▸ **Task material**
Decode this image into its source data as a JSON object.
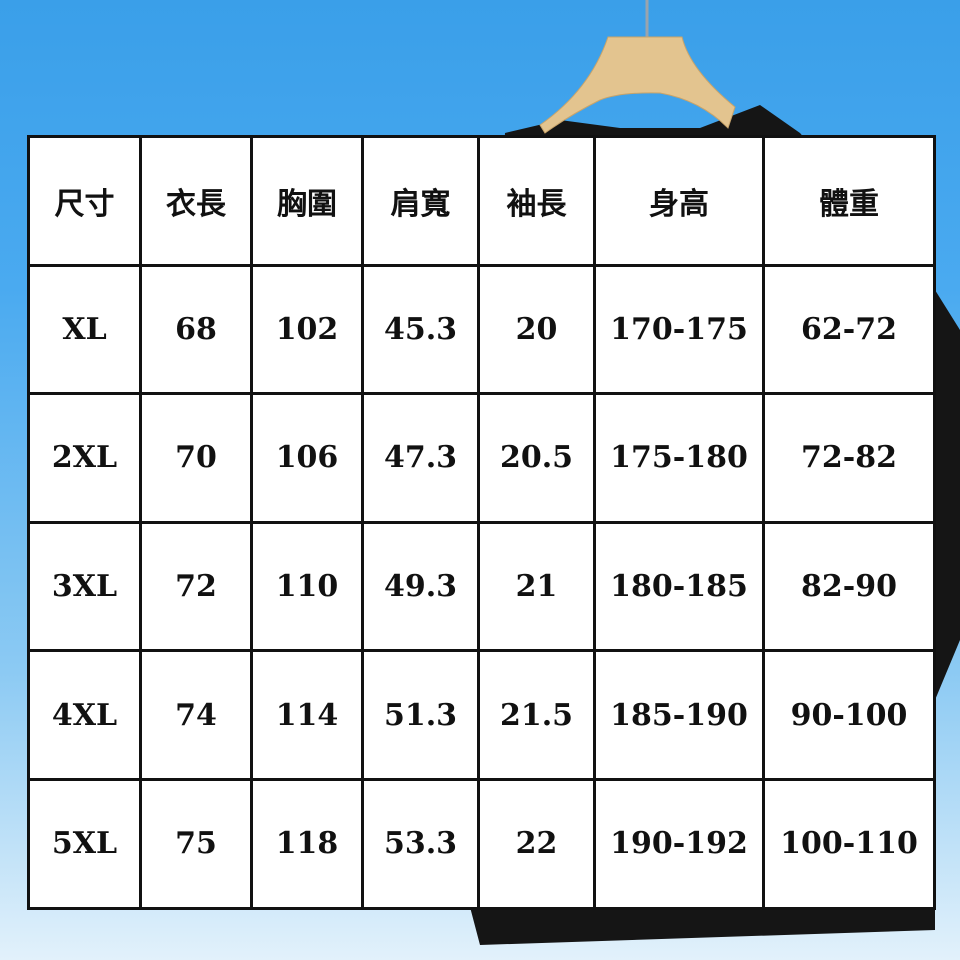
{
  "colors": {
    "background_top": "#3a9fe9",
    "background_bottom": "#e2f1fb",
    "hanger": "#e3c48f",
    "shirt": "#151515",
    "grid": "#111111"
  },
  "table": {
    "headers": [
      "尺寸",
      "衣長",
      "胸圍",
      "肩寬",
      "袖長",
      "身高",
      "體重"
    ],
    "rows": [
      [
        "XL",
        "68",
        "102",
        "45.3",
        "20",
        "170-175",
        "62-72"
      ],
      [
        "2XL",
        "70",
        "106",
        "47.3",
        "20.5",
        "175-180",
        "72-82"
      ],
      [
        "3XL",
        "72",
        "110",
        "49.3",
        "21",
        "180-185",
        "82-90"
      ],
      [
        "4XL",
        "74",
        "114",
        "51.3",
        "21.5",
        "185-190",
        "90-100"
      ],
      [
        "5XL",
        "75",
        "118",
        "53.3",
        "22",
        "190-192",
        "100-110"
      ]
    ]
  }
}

▸ **What is being asked**
Are you able to set down all the lines above exactly, without any pictures?

▸ **Exercise solution**
Decode this image into its source data as a JSON object.
{
  "colors": {
    "background_top": "#3a9fe9",
    "background_bottom": "#e2f1fb",
    "hanger": "#e3c48f",
    "shirt": "#151515",
    "grid": "#111111"
  },
  "table": {
    "headers": [
      "尺寸",
      "衣長",
      "胸圍",
      "肩寬",
      "袖長",
      "身高",
      "體重"
    ],
    "rows": [
      [
        "XL",
        "68",
        "102",
        "45.3",
        "20",
        "170-175",
        "62-72"
      ],
      [
        "2XL",
        "70",
        "106",
        "47.3",
        "20.5",
        "175-180",
        "72-82"
      ],
      [
        "3XL",
        "72",
        "110",
        "49.3",
        "21",
        "180-185",
        "82-90"
      ],
      [
        "4XL",
        "74",
        "114",
        "51.3",
        "21.5",
        "185-190",
        "90-100"
      ],
      [
        "5XL",
        "75",
        "118",
        "53.3",
        "22",
        "190-192",
        "100-110"
      ]
    ]
  }
}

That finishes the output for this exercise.